## [Request]
In the records that follow, locate every line with "BONR" and extract it.

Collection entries
** start **

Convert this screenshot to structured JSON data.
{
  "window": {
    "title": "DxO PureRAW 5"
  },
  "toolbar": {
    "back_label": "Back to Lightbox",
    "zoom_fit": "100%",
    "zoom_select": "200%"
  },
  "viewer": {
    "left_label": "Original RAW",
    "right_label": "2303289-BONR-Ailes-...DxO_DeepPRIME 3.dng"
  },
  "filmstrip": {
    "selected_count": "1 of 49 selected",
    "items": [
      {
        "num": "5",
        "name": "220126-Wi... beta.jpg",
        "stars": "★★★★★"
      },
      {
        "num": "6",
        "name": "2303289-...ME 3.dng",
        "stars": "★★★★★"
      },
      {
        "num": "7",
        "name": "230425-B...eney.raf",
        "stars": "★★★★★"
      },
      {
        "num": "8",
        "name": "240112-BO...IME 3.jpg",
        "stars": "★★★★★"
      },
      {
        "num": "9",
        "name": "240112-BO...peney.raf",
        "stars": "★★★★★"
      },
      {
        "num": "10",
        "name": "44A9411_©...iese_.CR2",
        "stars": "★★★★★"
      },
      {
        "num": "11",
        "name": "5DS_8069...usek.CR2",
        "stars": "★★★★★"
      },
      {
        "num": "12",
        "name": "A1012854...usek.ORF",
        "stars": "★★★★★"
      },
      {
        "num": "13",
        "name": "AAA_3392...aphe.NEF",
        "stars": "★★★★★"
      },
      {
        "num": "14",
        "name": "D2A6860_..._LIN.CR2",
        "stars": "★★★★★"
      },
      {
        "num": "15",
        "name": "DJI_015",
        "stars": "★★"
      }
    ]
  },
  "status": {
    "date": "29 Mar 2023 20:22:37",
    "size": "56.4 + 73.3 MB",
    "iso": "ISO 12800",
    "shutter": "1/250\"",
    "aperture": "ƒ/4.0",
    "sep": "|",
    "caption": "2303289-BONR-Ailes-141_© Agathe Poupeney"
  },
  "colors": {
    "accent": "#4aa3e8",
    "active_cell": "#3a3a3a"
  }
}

** end **

## [Task output]
    "right_label": "2303289-BONR-Ailes-...DxO_DeepPRIME 3.dng"
    "caption": "2303289-BONR-Ailes-141_© Agathe Poupeney"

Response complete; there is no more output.